-- EXERCISE --
For each line below that contains the string "title", copy that line.

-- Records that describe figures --
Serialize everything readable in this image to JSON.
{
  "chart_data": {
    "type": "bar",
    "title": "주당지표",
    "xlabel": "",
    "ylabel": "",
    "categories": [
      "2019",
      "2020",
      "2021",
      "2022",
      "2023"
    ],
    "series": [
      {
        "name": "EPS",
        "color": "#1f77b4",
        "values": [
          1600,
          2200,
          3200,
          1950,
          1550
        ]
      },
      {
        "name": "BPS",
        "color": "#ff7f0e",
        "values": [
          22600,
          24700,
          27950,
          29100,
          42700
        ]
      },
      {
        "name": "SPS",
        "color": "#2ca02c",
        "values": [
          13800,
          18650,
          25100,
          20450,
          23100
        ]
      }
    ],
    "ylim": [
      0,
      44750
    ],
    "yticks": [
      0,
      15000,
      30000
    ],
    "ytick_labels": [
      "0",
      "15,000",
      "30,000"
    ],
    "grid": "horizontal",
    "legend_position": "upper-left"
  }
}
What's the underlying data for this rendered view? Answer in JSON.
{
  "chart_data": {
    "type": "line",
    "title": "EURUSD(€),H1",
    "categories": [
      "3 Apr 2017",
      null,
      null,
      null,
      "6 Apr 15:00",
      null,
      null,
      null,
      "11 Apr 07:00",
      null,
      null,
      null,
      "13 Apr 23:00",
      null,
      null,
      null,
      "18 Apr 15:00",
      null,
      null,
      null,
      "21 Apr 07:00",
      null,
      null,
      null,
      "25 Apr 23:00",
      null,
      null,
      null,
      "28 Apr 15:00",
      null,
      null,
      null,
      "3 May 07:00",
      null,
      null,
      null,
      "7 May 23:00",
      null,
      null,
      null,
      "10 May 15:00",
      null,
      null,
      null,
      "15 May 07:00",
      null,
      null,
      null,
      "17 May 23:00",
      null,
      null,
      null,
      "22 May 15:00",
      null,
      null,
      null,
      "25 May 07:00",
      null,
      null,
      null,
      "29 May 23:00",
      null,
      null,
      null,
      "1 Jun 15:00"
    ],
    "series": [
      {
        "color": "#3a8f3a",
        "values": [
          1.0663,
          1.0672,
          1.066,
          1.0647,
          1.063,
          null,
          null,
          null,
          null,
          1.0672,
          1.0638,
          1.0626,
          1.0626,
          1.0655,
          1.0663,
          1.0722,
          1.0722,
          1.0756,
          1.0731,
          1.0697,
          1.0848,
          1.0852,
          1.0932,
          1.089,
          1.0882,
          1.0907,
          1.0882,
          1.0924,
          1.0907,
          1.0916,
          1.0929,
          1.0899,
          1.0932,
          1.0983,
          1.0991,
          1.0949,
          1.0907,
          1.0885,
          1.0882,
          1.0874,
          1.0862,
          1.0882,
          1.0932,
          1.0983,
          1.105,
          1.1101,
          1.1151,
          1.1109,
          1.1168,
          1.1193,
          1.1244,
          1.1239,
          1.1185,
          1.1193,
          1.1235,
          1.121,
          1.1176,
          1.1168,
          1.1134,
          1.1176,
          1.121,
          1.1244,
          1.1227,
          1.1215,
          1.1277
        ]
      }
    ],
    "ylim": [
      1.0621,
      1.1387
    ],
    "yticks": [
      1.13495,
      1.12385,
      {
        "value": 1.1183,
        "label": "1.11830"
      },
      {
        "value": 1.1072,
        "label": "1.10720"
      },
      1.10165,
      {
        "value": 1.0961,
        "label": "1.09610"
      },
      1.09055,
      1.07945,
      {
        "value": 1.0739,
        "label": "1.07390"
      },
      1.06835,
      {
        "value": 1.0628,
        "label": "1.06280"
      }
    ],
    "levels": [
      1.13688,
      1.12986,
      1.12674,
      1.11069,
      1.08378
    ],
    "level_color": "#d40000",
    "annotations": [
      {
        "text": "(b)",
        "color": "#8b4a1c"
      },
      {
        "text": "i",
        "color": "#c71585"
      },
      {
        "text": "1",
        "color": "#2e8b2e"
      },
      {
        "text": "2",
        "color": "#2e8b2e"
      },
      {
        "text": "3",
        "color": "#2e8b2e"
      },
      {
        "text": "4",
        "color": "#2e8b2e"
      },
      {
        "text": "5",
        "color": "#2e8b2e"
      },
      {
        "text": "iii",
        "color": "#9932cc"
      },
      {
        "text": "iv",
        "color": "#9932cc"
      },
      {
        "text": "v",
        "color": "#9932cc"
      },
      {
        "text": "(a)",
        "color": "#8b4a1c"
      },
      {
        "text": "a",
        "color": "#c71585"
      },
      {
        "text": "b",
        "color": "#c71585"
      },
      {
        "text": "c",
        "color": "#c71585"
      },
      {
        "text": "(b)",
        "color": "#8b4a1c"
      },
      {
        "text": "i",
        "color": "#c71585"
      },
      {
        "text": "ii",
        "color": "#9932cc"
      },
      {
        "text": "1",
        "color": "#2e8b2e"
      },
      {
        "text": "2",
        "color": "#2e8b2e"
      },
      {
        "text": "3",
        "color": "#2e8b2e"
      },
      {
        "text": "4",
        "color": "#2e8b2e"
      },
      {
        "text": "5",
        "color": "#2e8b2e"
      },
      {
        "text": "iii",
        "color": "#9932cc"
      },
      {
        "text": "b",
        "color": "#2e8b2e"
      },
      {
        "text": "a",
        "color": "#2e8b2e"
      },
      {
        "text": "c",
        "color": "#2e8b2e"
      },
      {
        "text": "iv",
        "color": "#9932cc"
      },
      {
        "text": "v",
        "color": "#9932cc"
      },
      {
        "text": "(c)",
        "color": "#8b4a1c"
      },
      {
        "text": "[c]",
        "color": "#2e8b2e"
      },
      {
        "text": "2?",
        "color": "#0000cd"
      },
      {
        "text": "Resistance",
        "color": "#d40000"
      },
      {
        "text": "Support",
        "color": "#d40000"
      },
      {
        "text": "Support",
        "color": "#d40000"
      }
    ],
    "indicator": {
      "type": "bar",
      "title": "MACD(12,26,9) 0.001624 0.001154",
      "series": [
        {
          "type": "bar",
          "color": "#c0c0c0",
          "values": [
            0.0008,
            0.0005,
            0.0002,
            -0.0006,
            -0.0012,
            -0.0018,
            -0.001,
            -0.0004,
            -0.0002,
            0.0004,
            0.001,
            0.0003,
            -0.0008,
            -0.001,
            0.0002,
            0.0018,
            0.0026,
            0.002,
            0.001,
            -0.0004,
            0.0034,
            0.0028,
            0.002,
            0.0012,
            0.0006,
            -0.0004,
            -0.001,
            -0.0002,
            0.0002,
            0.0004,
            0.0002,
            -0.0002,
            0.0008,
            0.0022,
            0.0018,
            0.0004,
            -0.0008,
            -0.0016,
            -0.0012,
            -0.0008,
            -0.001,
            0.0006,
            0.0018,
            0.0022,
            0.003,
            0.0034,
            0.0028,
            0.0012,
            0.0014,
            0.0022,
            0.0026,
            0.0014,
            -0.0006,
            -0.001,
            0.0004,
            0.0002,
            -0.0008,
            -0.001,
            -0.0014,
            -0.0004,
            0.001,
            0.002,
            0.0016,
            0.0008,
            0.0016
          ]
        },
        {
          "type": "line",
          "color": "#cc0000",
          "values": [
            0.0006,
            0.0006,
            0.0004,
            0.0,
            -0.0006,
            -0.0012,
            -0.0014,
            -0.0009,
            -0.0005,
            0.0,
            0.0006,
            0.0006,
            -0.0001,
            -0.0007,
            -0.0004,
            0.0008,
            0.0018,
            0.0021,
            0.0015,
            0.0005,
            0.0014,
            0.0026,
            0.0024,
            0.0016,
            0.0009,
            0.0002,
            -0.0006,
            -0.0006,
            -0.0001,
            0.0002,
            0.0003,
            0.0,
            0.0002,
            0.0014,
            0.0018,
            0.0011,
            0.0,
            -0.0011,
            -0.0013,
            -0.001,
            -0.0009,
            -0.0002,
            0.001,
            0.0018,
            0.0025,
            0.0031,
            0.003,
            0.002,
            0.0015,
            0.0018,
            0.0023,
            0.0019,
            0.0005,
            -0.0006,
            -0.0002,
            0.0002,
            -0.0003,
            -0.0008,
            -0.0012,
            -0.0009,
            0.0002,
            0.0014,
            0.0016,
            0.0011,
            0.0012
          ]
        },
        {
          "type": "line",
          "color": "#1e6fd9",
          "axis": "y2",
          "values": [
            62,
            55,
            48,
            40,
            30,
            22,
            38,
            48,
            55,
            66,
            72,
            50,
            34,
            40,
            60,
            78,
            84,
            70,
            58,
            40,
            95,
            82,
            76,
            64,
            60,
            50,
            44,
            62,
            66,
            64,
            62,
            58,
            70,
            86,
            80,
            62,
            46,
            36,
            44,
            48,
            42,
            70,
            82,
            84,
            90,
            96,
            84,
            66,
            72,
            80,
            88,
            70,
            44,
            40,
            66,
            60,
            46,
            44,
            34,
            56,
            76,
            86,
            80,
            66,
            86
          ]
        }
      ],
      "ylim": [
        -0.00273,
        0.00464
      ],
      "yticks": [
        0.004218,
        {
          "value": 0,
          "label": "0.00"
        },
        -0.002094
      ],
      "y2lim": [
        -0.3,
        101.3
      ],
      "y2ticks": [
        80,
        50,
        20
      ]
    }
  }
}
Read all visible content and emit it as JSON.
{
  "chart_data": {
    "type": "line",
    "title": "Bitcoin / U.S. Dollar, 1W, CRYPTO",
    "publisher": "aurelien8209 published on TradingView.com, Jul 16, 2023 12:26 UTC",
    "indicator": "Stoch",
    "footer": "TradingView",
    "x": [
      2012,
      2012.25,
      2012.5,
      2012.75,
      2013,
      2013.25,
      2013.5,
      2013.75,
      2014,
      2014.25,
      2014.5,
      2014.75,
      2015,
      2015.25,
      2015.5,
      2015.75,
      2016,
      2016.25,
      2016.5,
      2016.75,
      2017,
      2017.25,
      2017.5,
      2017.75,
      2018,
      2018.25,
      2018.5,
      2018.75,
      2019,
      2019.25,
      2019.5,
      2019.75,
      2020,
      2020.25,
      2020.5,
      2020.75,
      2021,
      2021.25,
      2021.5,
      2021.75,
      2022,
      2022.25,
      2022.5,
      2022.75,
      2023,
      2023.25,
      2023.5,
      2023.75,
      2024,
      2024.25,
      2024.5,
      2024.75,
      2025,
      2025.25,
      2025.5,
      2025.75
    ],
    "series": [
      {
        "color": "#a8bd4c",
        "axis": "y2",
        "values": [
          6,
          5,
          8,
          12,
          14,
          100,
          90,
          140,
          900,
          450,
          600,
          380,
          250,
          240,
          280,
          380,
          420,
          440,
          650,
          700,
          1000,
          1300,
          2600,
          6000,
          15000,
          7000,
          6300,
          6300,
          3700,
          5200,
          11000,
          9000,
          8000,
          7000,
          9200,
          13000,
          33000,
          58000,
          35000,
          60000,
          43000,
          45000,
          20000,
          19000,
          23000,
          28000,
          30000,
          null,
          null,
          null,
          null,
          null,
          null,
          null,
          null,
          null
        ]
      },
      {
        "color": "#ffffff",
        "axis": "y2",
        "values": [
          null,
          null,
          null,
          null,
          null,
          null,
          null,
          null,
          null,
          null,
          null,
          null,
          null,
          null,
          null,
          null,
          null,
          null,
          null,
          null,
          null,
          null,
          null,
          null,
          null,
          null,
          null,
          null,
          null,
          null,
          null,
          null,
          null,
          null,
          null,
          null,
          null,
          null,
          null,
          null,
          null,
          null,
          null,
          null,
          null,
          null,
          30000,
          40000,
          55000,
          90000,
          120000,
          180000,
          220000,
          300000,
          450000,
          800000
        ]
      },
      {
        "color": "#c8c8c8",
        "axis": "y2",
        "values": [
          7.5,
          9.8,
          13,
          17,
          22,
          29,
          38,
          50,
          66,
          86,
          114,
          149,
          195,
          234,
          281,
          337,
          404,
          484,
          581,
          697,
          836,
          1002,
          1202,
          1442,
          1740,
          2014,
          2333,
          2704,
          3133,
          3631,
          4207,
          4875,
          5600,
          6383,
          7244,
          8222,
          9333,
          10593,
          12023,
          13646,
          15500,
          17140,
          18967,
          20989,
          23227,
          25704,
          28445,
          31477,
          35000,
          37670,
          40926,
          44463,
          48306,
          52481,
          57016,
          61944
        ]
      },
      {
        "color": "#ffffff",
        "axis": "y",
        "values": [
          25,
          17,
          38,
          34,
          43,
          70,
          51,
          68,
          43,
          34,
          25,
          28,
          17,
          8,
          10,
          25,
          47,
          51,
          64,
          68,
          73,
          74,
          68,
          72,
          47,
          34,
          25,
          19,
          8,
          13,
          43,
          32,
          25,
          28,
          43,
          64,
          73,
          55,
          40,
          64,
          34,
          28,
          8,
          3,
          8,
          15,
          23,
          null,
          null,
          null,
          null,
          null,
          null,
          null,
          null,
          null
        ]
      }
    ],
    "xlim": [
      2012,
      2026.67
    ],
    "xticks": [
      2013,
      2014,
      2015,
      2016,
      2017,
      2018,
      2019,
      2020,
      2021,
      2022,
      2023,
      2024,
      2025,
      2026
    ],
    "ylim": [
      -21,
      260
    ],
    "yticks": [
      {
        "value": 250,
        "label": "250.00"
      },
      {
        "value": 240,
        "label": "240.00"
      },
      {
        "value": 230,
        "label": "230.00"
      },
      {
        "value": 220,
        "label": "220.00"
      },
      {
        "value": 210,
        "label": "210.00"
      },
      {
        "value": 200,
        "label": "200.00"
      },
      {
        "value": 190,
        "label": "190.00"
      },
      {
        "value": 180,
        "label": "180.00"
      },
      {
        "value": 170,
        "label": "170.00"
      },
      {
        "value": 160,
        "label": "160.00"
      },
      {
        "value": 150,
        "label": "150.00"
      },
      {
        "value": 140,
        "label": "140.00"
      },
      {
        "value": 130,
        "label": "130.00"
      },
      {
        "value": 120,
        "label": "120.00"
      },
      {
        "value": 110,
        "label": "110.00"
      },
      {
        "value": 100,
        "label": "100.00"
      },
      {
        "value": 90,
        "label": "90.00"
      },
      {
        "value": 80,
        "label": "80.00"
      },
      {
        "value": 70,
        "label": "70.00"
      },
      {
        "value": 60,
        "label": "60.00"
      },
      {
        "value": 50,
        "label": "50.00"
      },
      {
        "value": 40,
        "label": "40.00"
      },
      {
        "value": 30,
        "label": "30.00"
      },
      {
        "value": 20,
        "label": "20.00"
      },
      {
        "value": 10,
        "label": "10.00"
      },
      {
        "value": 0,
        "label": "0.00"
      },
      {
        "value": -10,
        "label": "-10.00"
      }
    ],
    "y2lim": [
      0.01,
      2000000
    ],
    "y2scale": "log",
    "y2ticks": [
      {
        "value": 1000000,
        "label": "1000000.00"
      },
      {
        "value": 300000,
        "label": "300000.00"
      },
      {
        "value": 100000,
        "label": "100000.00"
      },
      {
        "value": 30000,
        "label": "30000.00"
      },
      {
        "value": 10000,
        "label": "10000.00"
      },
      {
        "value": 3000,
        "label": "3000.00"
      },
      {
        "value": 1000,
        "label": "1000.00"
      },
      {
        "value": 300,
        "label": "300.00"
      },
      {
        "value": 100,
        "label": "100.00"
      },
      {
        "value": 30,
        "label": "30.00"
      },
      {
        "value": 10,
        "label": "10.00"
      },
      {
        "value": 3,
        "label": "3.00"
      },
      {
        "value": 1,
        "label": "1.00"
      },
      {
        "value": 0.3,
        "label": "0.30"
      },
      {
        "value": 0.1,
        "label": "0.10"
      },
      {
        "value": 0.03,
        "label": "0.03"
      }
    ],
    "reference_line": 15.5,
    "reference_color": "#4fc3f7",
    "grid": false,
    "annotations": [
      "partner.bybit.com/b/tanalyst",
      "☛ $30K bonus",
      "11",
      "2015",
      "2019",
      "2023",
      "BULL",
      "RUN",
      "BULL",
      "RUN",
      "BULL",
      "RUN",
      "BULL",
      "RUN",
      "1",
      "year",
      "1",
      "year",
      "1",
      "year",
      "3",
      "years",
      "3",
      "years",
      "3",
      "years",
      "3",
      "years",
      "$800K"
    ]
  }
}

-- IN RESPONSE --
    "title": "주당지표",
    "title": "EURUSD(€),H1",
      "title": "MACD(12,26,9) 0.001624 0.001154",
    "title": "Bitcoin / U.S. Dollar, 1W, CRYPTO",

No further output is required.